- [Challenge] Repeat verbatim each line from the line with "Read this page and output its text content." to the end of the entries. Pictures do not belong in the copy.

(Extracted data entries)
□ □ □

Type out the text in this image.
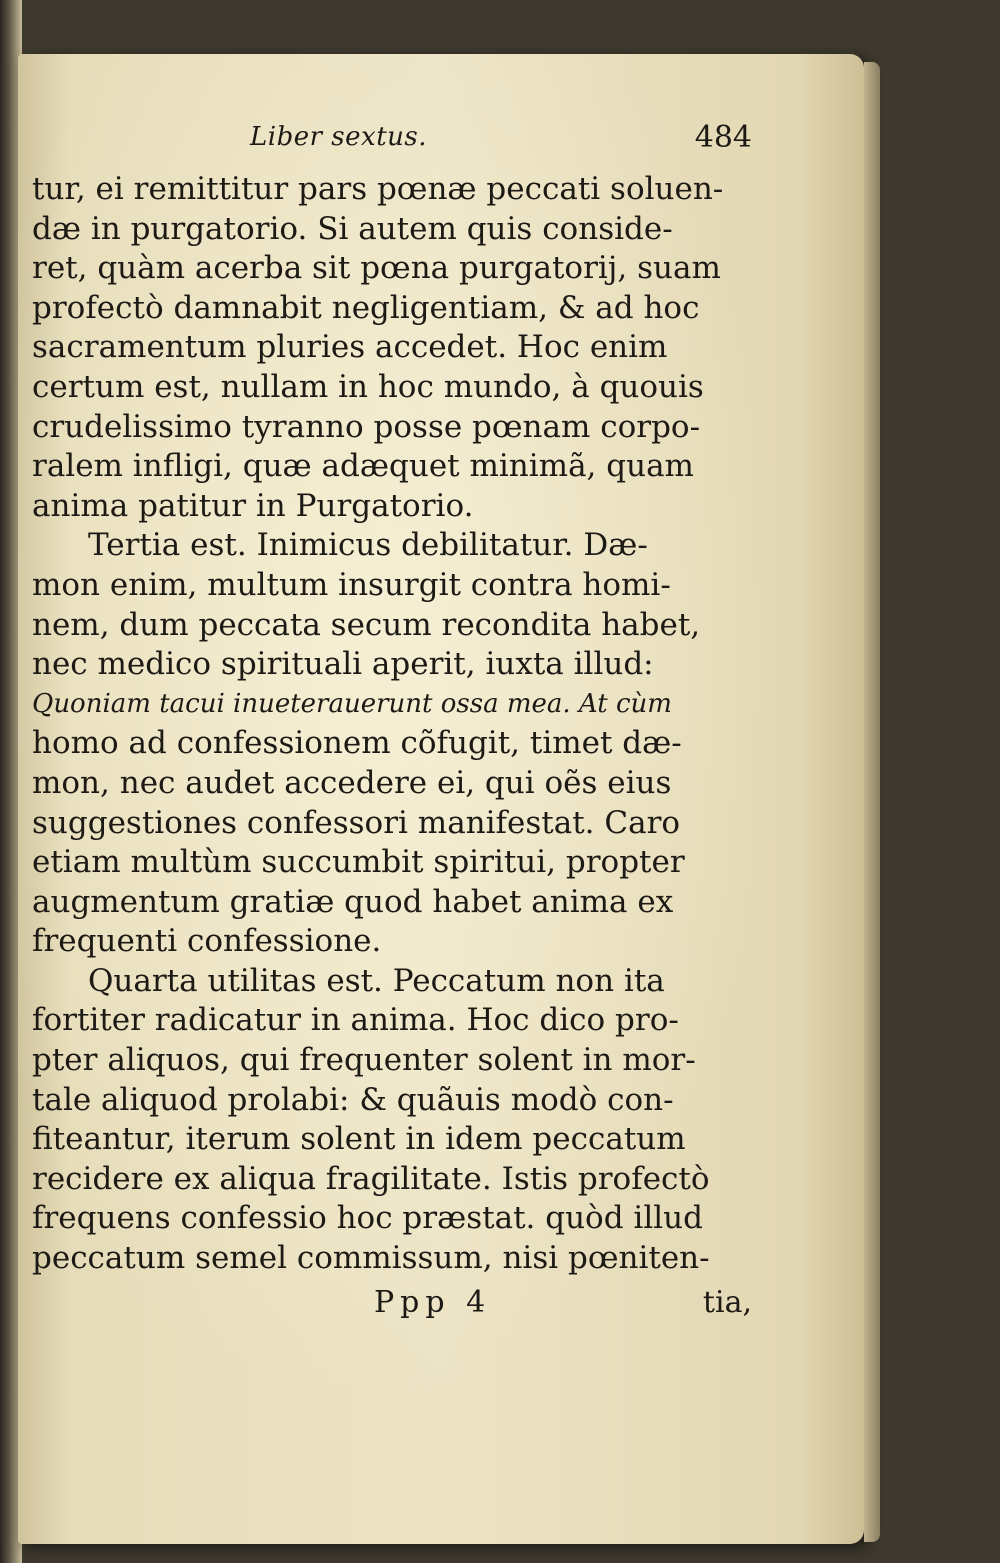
Liber sextus.	484
tur, ei remittitur pars pœnæ peccati soluen-
dæ in purgatorio. Si autem quis conside-
ret, quàm acerba sit pœna purgatorij, suam
profectò damnabit negligentiam, & ad hoc
sacramentum pluries accedet. Hoc enim
certum est, nullam in hoc mundo, à quouis
crudelissimo tyranno posse pœnam corpo-
ralem infligi, quæ adæquet minimã, quam
anima patitur in Purgatorio.
Tertia est. Inimicus debilitatur. Dæ-
mon enim, multum insurgit contra homi-
nem, dum peccata secum recondita habet,
nec medico spirituali aperit, iuxta illud:
Quoniam tacui inueterauerunt ossa mea. At cùm
homo ad confessionem cõfugit, timet dæ-
mon, nec audet accedere ei, qui oẽs eius
suggestiones confessori manifestat. Caro
etiam multùm succumbit spiritui, propter
augmentum gratiæ quod habet anima ex
frequenti confessione.
Quarta utilitas est. Peccatum non ita
fortiter radicatur in anima. Hoc dico pro-
pter aliquos, qui frequenter solent in mor-
tale aliquod prolabi: & quãuis modò con-
fiteantur, iterum solent in idem peccatum
recidere ex aliqua fragilitate. Istis profectò
frequens confessio hoc præstat. quòd illud
peccatum semel commissum, nisi pœniten-
Ppp 4	tia,
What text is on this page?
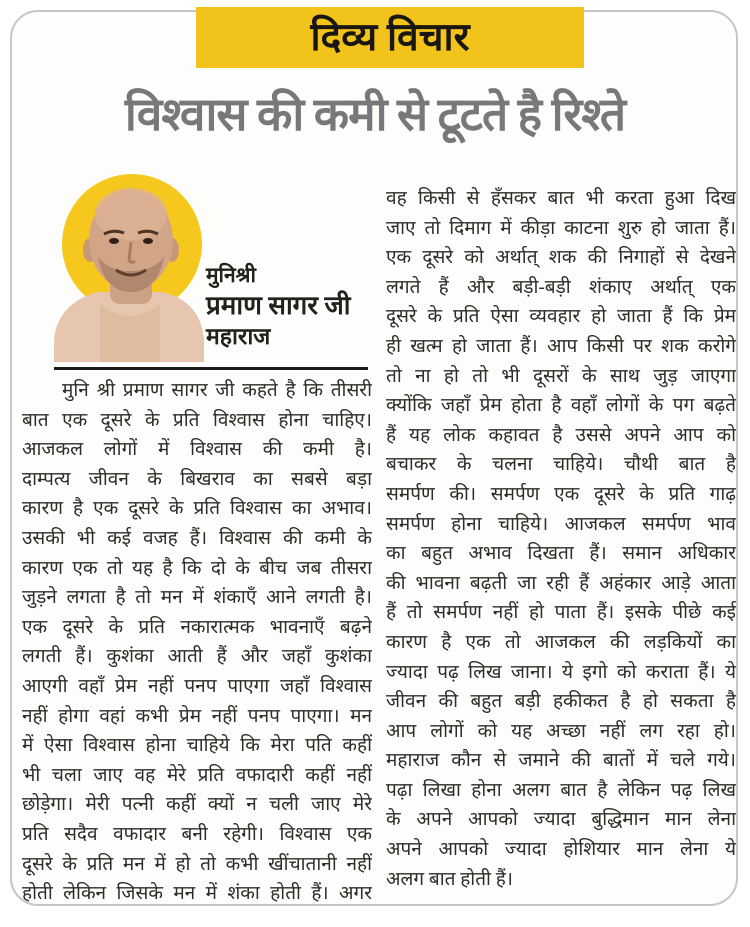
दिव्य विचार
विश्वास की कमी से टूटते है रिश्ते
मुनिश्री
प्रमाण सागर जी
महाराज
मुनि श्री प्रमाण सागर जी कहते है कि तीसरी
बात एक दूसरे के प्रति विश्वास होना चाहिए।
आजकल लोगों में विश्वास की कमी है।
दाम्पत्य जीवन के बिखराव का सबसे बड़ा
कारण है एक दूसरे के प्रति विश्वास का अभाव।
उसकी भी कई वजह हैं। विश्वास की कमी के
कारण एक तो यह है कि दो के बीच जब तीसरा
जुड़ने लगता है तो मन में शंकाएँ आने लगती है।
एक दूसरे के प्रति नकारात्मक भावनाएँ बढ़ने
लगती हैं। कुशंका आती हैं और जहाँ कुशंका
आएगी वहाँ प्रेम नहीं पनप पाएगा जहाँ विश्वास
नहीं होगा वहां कभी प्रेम नहीं पनप पाएगा। मन
में ऐसा विश्वास होना चाहिये कि मेरा पति कहीं
भी चला जाए वह मेरे प्रति वफादारी कहीं नहीं
छोड़ेगा। मेरी पत्नी कहीं क्यों न चली जाए मेरे
प्रति सदैव वफादार बनी रहेगी। विश्वास एक
दूसरे के प्रति मन में हो तो कभी खींचातानी नहीं
होती लेकिन जिसके मन में शंका होती हैं। अगर
वह किसी से हँसकर बात भी करता हुआ दिख
जाए तो दिमाग में कीड़ा काटना शुरु हो जाता हैं।
एक दूसरे को अर्थात् शक की निगाहों से देखने
लगते हैं और बड़ी-बड़ी शंकाए अर्थात् एक
दूसरे के प्रति ऐसा व्यवहार हो जाता हैं कि प्रेम
ही खत्म हो जाता हैं। आप किसी पर शक करोगे
तो ना हो तो भी दूसरों के साथ जुड़ जाएगा
क्योंकि जहाँ प्रेम होता है वहाँ लोगों के पग बढ़ते
हैं यह लोक कहावत है उससे अपने आप को
बचाकर के चलना चाहिये। चौथी बात है
समर्पण की। समर्पण एक दूसरे के प्रति गाढ़
समर्पण होना चाहिये। आजकल समर्पण भाव
का बहुत अभाव दिखता हैं। समान अधिकार
की भावना बढ़ती जा रही हैं अहंकार आड़े आता
हैं तो समर्पण नहीं हो पाता हैं। इसके पीछे कई
कारण है एक तो आजकल की लड़कियों का
ज्यादा पढ़ लिख जाना। ये इगो को कराता हैं। ये
जीवन की बहुत बड़ी हकीकत है हो सकता है
आप लोगों को यह अच्छा नहीं लग रहा हो।
महाराज कौन से जमाने की बातों में चले गये।
पढ़ा लिखा होना अलग बात है लेकिन पढ़ लिख
के अपने आपको ज्यादा बुद्धिमान मान लेना
अपने आपको ज्यादा होशियार मान लेना ये
अलग बात होती हैं।
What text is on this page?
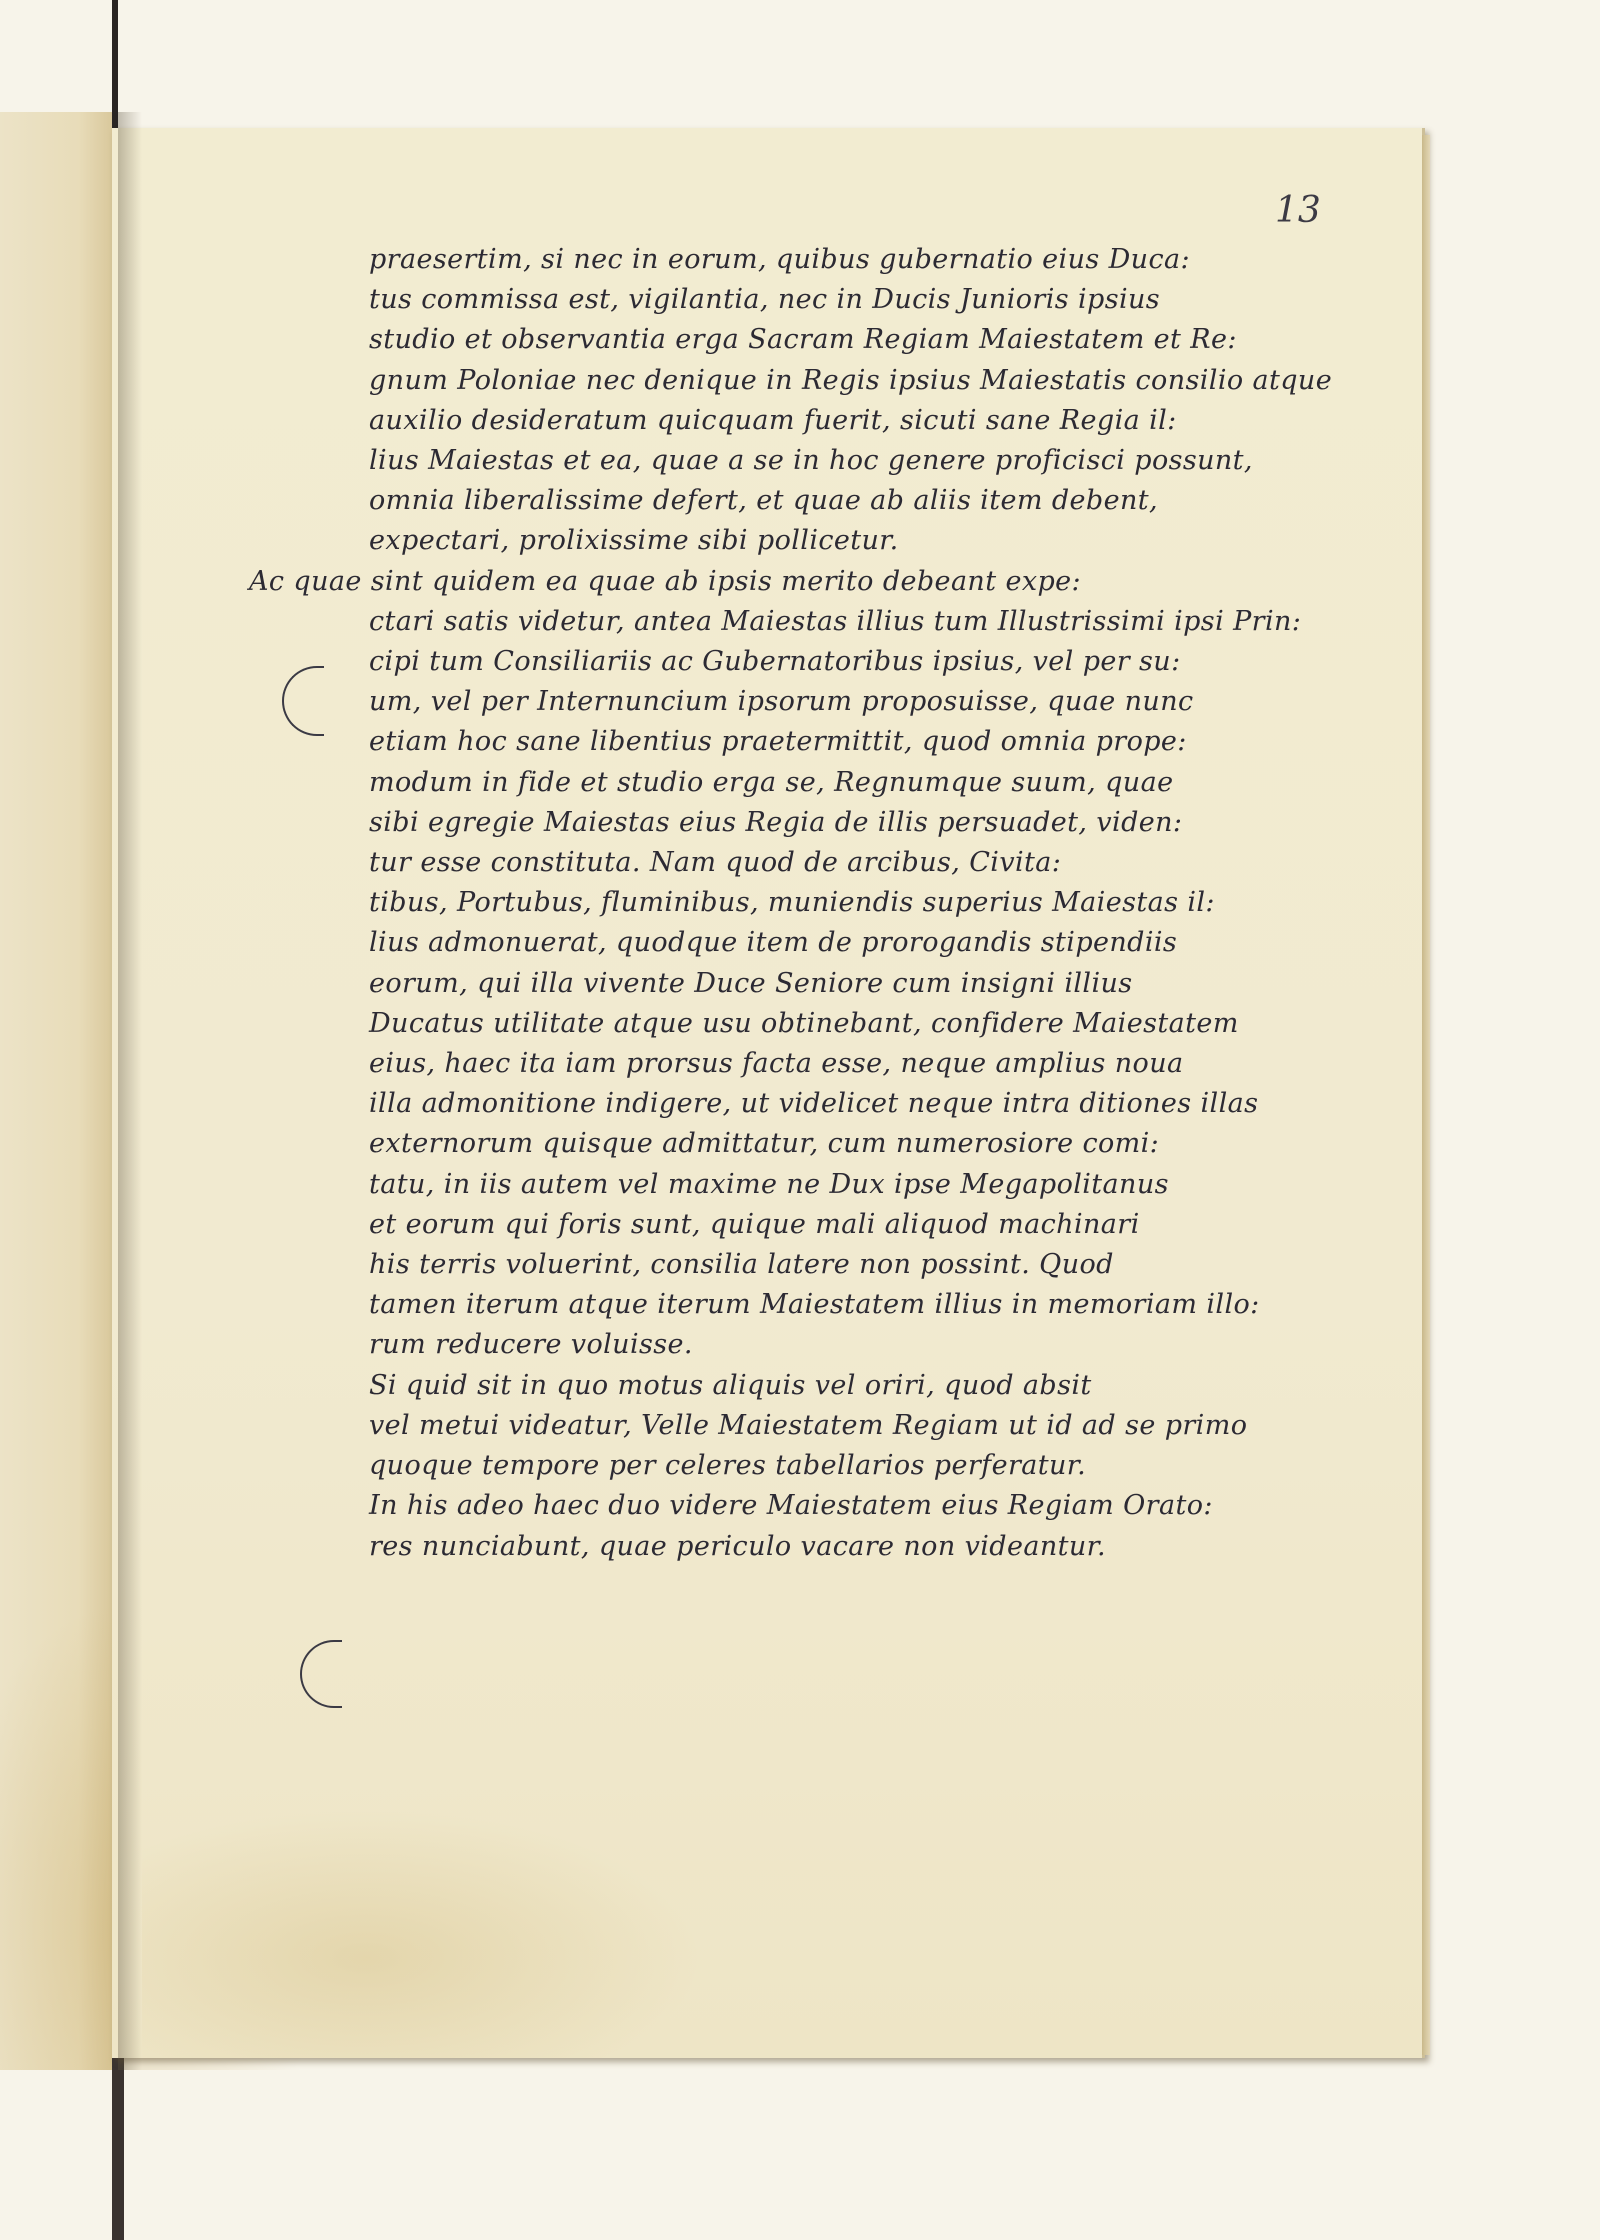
13
praesertim, si nec in eorum, quibus gubernatio eius Duca:
tus commissa est, vigilantia, nec in Ducis Junioris ipsius
studio et observantia erga Sacram Regiam Maiestatem et Re:
gnum Poloniae nec denique in Regis ipsius Maiestatis consilio atque
auxilio desideratum quicquam fuerit, sicuti sane Regia il:
lius Maiestas et ea, quae a se in hoc genere proficisci possunt,
omnia liberalissime defert, et quae ab aliis item debent,
expectari, prolixissime sibi pollicetur.
Ac quae sint quidem ea quae ab ipsis merito debeant expe:
ctari satis videtur, antea Maiestas illius tum Illustrissimi ipsi Prin:
cipi tum Consiliariis ac Gubernatoribus ipsius, vel per su:
um, vel per Internuncium ipsorum proposuisse, quae nunc
etiam hoc sane libentius praetermittit, quod omnia prope:
modum in fide et studio erga se, Regnumque suum, quae
sibi egregie Maiestas eius Regia de illis persuadet, viden:
tur esse constituta. Nam quod de arcibus, Civita:
tibus, Portubus, fluminibus, muniendis superius Maiestas il:
lius admonuerat, quodque item de prorogandis stipendiis
eorum, qui illa vivente Duce Seniore cum insigni illius
Ducatus utilitate atque usu obtinebant, confidere Maiestatem
eius, haec ita iam prorsus facta esse, neque amplius noua
illa admonitione indigere, ut videlicet neque intra ditiones illas
externorum quisque admittatur, cum numerosiore comi:
tatu, in iis autem vel maxime ne Dux ipse Megapolitanus
et eorum qui foris sunt, quique mali aliquod machinari
his terris voluerint, consilia latere non possint. Quod
tamen iterum atque iterum Maiestatem illius in memoriam illo:
rum reducere voluisse.
Si quid sit in quo motus aliquis vel oriri, quod absit
vel metui videatur, Velle Maiestatem Regiam ut id ad se primo
quoque tempore per celeres tabellarios perferatur.
In his adeo haec duo videre Maiestatem eius Regiam Orato:
res nunciabunt, quae periculo vacare non videantur.
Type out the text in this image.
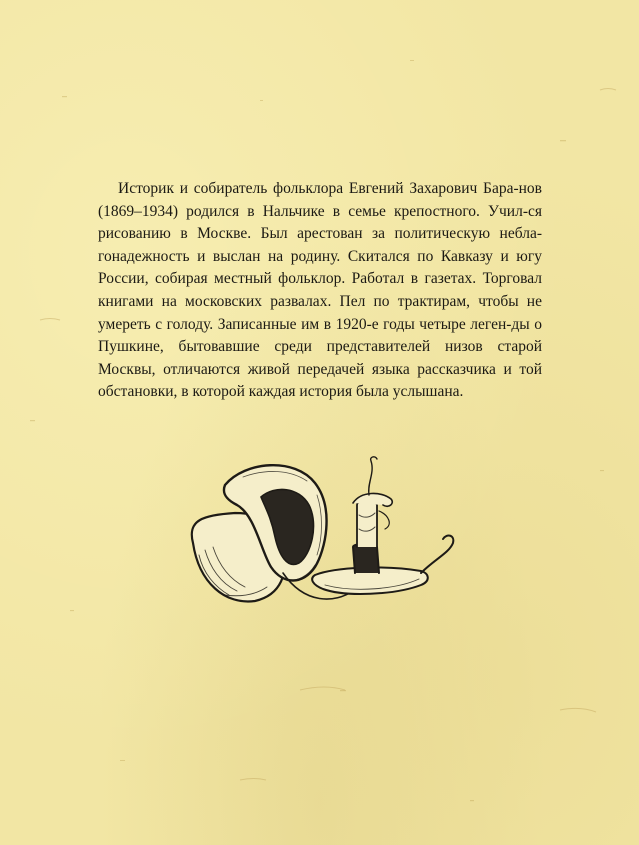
Историк и собиратель фольклора Евгений Захарович Бара-нов (1869–1934) родился в Нальчике в семье крепостного. Учил-ся рисованию в Москве. Был арестован за политическую небла-гонадежность и выслан на родину. Скитался по Кавказу и югу России, собирая местный фольклор. Работал в газетах. Торговал книгами на московских развалах. Пел по трактирам, чтобы не умереть с голоду. Записанные им в 1920-е годы четыре леген-ды о Пушкине, бытовавшие среди представителей низов старой Москвы, отличаются живой передачей языка рассказчика и той обстановки, в которой каждая история была услышана.
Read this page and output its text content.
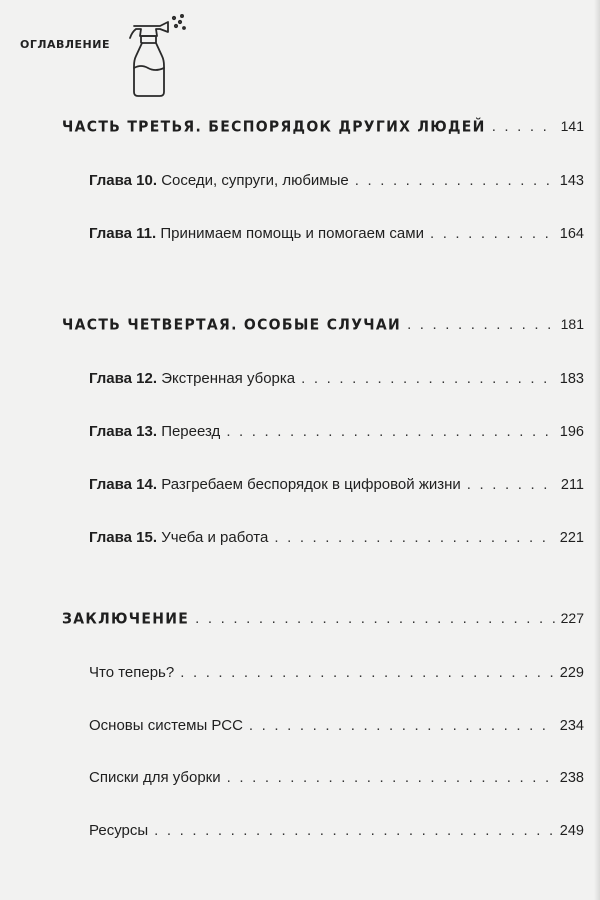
ОГЛАВЛЕНИЕ
ЧАСТЬ ТРЕТЬЯ. БЕСПОРЯДОК ДРУГИХ ЛЮДЕЙ . . .	141
Глава 10. Соседи, супруги, любимые . . .	143
Глава 11. Принимаем помощь и помогаем сами . . .	164
ЧАСТЬ ЧЕТВЕРТАЯ. ОСОБЫЕ СЛУЧАИ . . .	181
Глава 12. Экстренная уборка . . .	183
Глава 13. Переезд . . .	196
Глава 14. Разгребаем беспорядок в цифровой жизни . . .	211
Глава 15. Учеба и работа . . .	221
ЗАКЛЮЧЕНИЕ . . .	227
Что теперь? . . .	229
Основы системы РСС . . .	234
Списки для уборки . . .	238
Ресурсы . . .	249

□ □ □

- [Expected answer]
Read this page and output its text content.
ОГЛАВЛЕНИЕ
ЧАСТЬ ТРЕТЬЯ. БЕСПОРЯДОК ДРУГИХ ЛЮДЕЙ . . .	141
Глава 10. Соседи, супруги, любимые . . .	143
Глава 11. Принимаем помощь и помогаем сами . . .	164
ЧАСТЬ ЧЕТВЕРТАЯ. ОСОБЫЕ СЛУЧАИ . . .	181
Глава 12. Экстренная уборка . . .	183
Глава 13. Переезд . . .	196
Глава 14. Разгребаем беспорядок в цифровой жизни . . .	211
Глава 15. Учеба и работа . . .	221
ЗАКЛЮЧЕНИЕ . . .	227
Что теперь? . . .	229
Основы системы РСС . . .	234
Списки для уборки . . .	238
Ресурсы . . .	249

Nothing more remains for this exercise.